▶ [Provided entries]

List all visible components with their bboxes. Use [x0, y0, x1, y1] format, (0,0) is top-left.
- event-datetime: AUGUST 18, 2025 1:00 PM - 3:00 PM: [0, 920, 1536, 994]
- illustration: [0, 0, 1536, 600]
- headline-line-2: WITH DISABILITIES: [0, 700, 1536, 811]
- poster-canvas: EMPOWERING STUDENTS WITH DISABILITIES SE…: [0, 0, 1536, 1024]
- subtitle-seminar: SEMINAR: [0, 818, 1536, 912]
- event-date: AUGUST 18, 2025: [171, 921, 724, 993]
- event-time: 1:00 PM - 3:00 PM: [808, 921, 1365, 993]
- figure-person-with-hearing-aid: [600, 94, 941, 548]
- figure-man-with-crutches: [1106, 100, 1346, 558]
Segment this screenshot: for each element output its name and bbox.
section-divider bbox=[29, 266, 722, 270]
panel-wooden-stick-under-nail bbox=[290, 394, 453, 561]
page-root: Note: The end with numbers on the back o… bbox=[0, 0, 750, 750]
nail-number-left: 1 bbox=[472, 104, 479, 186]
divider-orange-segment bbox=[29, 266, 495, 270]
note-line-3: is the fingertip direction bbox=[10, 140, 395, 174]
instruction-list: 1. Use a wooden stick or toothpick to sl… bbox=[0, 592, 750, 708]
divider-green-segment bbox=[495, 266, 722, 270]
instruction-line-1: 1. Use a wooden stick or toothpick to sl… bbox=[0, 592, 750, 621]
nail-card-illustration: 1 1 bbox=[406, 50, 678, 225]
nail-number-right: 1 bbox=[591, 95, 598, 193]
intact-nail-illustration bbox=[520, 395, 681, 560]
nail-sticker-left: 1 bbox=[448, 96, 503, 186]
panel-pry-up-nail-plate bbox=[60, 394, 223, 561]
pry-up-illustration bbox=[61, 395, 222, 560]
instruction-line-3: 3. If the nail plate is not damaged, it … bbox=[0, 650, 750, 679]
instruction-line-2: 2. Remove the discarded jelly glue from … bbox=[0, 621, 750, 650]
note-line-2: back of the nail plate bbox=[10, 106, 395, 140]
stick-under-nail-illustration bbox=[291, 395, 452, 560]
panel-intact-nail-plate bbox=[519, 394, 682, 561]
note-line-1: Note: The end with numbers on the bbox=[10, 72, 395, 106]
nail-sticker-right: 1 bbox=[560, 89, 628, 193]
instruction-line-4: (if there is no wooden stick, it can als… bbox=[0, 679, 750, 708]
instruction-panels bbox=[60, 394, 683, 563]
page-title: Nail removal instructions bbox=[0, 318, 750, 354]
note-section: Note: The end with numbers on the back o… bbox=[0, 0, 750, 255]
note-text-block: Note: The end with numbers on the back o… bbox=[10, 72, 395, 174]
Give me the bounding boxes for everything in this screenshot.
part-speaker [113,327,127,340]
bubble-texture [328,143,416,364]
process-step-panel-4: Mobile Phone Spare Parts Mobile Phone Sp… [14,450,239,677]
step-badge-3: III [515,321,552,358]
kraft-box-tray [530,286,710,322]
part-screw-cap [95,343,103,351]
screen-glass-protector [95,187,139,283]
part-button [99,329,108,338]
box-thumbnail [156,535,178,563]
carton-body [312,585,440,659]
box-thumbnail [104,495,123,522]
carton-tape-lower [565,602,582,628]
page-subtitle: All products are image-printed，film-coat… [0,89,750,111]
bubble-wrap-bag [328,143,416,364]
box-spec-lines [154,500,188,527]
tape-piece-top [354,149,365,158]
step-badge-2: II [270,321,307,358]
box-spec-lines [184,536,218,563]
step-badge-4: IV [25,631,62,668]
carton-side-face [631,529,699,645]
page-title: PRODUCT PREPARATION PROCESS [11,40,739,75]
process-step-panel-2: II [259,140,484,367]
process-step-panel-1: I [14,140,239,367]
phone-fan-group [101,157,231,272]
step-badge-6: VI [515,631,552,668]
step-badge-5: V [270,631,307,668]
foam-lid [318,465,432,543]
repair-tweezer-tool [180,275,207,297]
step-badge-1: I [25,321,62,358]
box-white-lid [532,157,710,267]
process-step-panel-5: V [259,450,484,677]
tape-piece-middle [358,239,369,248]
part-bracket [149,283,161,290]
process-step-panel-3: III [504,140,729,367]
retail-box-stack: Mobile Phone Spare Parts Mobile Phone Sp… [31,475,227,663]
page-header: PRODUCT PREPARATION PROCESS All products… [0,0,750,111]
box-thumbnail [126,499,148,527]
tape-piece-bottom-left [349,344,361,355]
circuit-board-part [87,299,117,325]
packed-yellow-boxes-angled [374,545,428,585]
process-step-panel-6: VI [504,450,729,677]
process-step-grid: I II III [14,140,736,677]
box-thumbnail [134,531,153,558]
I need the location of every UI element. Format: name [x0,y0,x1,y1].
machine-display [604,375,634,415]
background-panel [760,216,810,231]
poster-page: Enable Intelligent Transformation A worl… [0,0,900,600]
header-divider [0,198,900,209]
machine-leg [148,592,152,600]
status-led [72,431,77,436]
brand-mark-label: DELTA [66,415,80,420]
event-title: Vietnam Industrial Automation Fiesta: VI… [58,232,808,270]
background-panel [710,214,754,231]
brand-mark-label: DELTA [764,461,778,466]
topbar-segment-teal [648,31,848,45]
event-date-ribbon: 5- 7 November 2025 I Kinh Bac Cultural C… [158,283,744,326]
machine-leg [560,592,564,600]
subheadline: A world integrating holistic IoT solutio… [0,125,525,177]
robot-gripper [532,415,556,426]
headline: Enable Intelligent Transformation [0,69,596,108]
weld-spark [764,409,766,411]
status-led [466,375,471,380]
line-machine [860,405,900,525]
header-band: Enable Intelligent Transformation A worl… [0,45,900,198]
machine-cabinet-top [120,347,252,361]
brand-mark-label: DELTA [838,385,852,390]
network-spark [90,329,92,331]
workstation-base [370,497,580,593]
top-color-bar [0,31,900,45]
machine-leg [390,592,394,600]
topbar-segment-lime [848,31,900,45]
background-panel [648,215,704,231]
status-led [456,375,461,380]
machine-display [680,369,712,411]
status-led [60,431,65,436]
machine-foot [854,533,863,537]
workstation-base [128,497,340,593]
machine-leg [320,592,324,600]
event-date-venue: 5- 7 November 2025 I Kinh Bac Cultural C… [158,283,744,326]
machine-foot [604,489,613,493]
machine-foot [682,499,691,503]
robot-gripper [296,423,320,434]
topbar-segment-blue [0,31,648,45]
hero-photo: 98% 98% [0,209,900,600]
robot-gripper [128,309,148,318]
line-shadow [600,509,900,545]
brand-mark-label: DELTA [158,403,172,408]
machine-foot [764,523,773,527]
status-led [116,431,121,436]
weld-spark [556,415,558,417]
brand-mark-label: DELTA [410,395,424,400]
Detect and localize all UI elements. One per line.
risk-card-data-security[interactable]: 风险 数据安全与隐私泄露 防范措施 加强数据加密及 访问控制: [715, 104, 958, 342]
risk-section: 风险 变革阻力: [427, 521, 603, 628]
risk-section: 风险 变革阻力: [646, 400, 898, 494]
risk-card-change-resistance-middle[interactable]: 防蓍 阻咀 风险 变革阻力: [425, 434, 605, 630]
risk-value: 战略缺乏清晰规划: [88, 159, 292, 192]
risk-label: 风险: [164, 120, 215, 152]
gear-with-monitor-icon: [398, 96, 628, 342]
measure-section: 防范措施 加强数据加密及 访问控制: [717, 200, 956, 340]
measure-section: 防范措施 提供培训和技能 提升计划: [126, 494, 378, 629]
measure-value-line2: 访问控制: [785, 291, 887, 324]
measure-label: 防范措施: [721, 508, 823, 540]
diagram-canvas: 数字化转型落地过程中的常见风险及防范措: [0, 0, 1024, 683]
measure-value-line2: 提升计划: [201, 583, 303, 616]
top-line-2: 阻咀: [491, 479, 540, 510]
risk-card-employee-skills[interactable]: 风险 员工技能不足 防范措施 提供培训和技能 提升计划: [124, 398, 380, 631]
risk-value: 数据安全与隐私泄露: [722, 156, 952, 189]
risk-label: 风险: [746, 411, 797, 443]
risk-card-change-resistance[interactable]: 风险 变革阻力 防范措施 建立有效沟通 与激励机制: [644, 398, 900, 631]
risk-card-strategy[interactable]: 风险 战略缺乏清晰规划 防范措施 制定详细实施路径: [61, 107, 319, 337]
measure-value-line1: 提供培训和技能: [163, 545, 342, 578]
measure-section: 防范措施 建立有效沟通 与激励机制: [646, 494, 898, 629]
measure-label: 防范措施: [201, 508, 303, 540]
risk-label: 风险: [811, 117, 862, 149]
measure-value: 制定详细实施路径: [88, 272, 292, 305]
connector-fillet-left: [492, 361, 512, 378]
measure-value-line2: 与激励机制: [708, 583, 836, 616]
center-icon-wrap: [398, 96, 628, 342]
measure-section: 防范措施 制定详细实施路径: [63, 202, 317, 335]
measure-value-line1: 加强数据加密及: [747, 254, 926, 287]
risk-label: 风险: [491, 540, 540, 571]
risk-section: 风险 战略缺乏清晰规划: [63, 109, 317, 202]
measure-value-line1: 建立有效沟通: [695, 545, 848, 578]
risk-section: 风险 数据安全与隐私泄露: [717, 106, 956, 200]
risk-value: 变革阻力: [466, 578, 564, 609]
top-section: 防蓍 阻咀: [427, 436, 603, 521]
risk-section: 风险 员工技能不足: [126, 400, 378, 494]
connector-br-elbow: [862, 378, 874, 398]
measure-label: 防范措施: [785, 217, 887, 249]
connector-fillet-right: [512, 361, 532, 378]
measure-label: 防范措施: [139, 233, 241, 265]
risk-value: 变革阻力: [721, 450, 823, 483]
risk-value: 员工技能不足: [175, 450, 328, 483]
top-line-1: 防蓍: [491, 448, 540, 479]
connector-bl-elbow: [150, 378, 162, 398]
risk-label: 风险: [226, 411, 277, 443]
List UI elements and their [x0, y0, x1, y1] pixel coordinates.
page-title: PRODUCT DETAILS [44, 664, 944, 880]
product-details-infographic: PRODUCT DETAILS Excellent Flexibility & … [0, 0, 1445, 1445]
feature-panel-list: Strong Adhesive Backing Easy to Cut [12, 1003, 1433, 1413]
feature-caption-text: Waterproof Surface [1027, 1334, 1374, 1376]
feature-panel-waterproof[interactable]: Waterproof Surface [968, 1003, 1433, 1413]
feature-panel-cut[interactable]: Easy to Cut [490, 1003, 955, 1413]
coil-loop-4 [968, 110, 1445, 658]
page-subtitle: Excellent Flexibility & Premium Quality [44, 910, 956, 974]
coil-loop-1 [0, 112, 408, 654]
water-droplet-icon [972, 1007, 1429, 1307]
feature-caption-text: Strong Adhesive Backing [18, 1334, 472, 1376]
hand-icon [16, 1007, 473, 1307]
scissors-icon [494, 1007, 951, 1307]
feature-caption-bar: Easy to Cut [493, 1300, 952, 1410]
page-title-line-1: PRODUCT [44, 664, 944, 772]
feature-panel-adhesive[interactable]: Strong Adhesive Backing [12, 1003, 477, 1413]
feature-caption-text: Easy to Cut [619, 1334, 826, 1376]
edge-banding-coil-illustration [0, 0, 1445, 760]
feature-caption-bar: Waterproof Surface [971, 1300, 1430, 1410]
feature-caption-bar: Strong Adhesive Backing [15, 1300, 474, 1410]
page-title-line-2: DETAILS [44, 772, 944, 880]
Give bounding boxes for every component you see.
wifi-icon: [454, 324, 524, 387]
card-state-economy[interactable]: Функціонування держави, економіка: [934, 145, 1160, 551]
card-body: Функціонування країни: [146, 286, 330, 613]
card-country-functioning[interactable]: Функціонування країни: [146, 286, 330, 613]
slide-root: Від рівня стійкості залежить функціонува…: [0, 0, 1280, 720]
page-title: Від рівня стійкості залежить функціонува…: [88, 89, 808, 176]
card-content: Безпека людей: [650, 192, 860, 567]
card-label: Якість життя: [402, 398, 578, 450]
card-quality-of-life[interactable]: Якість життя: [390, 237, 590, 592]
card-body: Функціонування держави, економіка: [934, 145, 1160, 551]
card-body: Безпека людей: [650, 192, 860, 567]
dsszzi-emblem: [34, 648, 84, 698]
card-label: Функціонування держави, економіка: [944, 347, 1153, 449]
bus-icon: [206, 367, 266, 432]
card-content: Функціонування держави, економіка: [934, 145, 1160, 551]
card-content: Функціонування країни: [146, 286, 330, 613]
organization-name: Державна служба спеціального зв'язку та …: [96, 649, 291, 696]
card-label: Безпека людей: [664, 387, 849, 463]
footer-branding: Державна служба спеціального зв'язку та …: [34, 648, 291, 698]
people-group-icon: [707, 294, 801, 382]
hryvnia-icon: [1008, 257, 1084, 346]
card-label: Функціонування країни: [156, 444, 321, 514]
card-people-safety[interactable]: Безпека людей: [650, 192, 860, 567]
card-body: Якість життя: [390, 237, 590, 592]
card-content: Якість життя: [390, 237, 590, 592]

▶ [Short task] Rewrite everything from the start of the records down to the line containing "- event-date: AUGUST", replacing "bboxes" with "bounding boxes" and keeping all other text unchanged.

▶ [The output]
List all visible components with their bounding boxes. Use [x0, y0, x1, y1] format, (0,0) is top-left.
- event-datetime: AUGUST 18, 2025 1:00 PM - 3:00 PM: [0, 920, 1536, 994]
- illustration: [0, 0, 1536, 600]
- headline-line-2: WITH DISABILITIES: [0, 700, 1536, 811]
- poster-canvas: EMPOWERING STUDENTS WITH DISABILITIES SE…: [0, 0, 1536, 1024]
- subtitle-seminar: SEMINAR: [0, 818, 1536, 912]
- event-date: AUGUST 18, 2025: [171, 921, 724, 993]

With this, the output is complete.